BEGIN Source document

When these are dry a finished appearance may be given to the slide by laying on a ring of zinc white. This is made as follows:—
| Oxide of zinc | 1/2 drachm. | |
| Benzole | | half an ounce of each. |
| Gum dammar | ||
Preservation of sections.—They should be kept flat, and preserved from both light and dust. Very useful cardboard trays are now sold by almost all dealers in boxes made to contain twenty-four dozen slides for about eight shillings, or suitable cabinets may be constructed by a carpenter.
CHAPTER V.
General Staining Methods.
Much information may be obtained from unstained sections, and in most cases one section should be examined unstained, but the specimens mounted in this way are so transparent that it is difficult to study the details of the tissue. They are therefore usually prepared by treating them with some staining reagent, not merely to render them less transparent, but also to “differentiate” the elements of the section, by staining one part more deeply than another, or of a different colour. Thus hæmatoxyline stains the nuclei and rapidly growing parts of the tissue, leaving the formed material, as a rule, much more lightly tinted. Methyl violet again stains healthy tissues blue, and parts affected with waxy degeneration a red-violet colour. By combining stains also much differentiation of the tissue elements may be obtained. Sections should be stained with several reagents, as their effect on individual specimens varies a good deal.
The following are the most useful stains for general purposes:—
Logwood.—This or its purified principle hæmatoxyline is the most useful general stain. The hæmatoxyline itself is preferable, giving more constant results, and less diffuse staining.
For general staining purposes the following formula will be found to give excellent results:—
Hæmatoxyline. Schuchardt’s formula.—
| (a) | Hæmatoxyline | 3 | grms. | 30 | grs. |
| Absolute alcohol | 16 | c.c. | 2 1/2 | drms. | |
| (b) | Pure alum | 3 | grms. | 30 | grs. |
| Distilled water | 100 | c.c. | 2 | ozs. |
Add (a) to (b) drop by drop and with constant agitation. Keep for some days exposed to diffuse daylight until its colour is so deep that it will not transmit the light. It should then be filtered, and a crystal of thymol added. It will not give very satisfactory staining reactions at first, and should be allowed to ripen at least a month or six weeks before using. It improves as a dye with every month that it is kept. Whenever hæmatoxyline has been made up with alum as in the above formula, an abundant reddish-brown precipitate forms after some time. This in no way interferes with the activity of the solution, but it must always be filtered before being used.
Barrett’s formula.—Introduced by Dr. W. H. Barrett, of Belfast. It gives almost as good results as the above. It is made from ordinary English extract of logwood, and is considerably cheaper.
The extract should be dried, and finely powdered, and then extracted with absolute alcohol for several days.

END Source document
BEGIN Entries provided

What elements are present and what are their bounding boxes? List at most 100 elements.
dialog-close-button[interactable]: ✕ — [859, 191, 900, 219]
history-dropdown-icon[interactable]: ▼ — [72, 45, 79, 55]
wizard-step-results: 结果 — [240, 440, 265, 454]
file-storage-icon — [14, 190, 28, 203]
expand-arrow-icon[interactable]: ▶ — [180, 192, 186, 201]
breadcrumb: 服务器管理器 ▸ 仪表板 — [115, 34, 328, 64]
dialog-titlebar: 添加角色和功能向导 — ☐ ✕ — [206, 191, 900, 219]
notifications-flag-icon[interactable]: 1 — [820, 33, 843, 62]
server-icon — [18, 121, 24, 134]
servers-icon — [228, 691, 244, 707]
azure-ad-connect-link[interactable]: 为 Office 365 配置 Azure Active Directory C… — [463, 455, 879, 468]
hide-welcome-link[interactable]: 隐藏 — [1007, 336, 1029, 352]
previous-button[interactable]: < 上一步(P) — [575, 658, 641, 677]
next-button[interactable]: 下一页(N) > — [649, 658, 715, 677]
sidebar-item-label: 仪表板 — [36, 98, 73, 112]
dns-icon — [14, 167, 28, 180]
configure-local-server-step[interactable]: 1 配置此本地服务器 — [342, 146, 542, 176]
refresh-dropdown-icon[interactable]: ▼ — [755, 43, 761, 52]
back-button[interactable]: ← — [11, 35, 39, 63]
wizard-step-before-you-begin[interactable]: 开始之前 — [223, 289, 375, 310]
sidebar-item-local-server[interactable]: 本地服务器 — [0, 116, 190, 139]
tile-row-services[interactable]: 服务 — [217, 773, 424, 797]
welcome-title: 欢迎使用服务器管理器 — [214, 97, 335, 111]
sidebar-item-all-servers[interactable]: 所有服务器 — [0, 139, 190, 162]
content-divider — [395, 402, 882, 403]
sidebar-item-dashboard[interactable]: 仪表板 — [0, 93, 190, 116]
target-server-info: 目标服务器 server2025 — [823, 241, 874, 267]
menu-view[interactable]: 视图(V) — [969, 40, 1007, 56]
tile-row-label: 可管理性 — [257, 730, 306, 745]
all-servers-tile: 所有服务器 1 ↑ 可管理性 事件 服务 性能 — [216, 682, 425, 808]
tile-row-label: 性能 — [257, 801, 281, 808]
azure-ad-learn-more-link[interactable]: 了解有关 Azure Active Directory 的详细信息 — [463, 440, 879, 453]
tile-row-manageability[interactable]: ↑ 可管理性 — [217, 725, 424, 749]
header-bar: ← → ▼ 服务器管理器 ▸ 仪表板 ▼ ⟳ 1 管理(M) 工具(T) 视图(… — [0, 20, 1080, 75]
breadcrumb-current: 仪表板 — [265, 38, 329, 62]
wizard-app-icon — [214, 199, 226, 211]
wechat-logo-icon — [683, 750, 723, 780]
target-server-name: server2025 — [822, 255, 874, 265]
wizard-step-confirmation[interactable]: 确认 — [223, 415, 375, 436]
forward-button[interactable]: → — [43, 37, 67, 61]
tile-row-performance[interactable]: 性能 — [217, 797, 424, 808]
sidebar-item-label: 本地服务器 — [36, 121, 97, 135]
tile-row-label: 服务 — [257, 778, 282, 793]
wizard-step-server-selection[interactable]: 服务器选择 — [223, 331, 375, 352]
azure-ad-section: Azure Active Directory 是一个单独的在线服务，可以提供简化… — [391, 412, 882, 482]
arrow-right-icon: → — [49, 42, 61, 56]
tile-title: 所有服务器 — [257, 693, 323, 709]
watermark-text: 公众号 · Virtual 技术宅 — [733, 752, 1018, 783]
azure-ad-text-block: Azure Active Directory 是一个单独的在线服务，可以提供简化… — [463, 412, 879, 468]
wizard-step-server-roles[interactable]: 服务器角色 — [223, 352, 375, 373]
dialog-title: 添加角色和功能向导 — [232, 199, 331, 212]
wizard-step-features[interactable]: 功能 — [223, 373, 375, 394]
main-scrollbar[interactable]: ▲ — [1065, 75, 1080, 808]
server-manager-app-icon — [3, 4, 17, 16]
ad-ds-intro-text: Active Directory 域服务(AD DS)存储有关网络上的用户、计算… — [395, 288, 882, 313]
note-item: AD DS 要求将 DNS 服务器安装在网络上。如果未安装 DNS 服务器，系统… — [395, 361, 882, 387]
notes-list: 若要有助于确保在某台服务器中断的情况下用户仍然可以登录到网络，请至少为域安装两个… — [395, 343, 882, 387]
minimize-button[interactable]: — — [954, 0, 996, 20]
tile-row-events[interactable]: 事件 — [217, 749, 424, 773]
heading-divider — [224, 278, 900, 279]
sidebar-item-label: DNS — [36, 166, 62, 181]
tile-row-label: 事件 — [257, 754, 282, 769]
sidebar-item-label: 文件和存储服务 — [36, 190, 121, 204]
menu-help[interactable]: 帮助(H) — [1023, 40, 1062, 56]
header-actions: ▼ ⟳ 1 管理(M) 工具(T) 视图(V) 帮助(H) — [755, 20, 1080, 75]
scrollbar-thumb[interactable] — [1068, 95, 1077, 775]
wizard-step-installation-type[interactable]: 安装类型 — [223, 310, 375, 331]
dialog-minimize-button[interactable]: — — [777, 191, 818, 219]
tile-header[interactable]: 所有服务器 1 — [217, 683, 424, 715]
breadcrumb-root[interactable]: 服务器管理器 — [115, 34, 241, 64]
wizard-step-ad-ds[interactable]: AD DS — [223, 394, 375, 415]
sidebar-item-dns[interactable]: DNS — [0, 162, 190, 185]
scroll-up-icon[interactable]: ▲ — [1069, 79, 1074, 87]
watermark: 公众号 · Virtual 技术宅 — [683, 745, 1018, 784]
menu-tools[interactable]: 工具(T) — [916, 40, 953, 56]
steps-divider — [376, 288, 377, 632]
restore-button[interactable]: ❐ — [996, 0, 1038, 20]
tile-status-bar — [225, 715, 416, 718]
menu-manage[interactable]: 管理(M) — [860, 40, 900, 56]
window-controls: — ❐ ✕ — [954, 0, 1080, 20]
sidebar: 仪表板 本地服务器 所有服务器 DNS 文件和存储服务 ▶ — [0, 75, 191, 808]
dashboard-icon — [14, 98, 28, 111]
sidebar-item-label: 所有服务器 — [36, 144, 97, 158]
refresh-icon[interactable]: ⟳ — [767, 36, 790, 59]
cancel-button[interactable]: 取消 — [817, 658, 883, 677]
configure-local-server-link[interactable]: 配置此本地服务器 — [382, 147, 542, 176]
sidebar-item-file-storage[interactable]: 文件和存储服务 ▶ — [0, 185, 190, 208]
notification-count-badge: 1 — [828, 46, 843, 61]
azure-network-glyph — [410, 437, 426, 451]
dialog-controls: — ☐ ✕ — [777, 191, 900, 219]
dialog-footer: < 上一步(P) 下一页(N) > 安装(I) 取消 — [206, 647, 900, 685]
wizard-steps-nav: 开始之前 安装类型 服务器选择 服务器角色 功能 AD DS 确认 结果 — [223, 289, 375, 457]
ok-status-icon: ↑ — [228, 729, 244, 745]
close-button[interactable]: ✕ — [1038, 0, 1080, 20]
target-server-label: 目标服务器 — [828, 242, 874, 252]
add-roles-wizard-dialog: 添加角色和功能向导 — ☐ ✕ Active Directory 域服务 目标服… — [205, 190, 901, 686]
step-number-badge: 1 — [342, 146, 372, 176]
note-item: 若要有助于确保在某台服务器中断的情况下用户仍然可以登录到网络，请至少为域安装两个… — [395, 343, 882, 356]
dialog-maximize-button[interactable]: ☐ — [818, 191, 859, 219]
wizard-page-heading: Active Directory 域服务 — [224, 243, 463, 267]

END Entries provided

Exercise | Reproduce verbatim the passage of the staining text starting at "Barrett’s formula.—Introduced by" and ending at "for several days.". The records aren't needed for this work.

Exercise answer |
Barrett’s formula.—Introduced by Dr. W. H. Barrett, of Belfast. It gives almost as good results as the above. It is made from ordinary English extract of logwood, and is considerably cheaper.
The extract should be dried, and finely powdered, and then extracted with absolute alcohol for several days.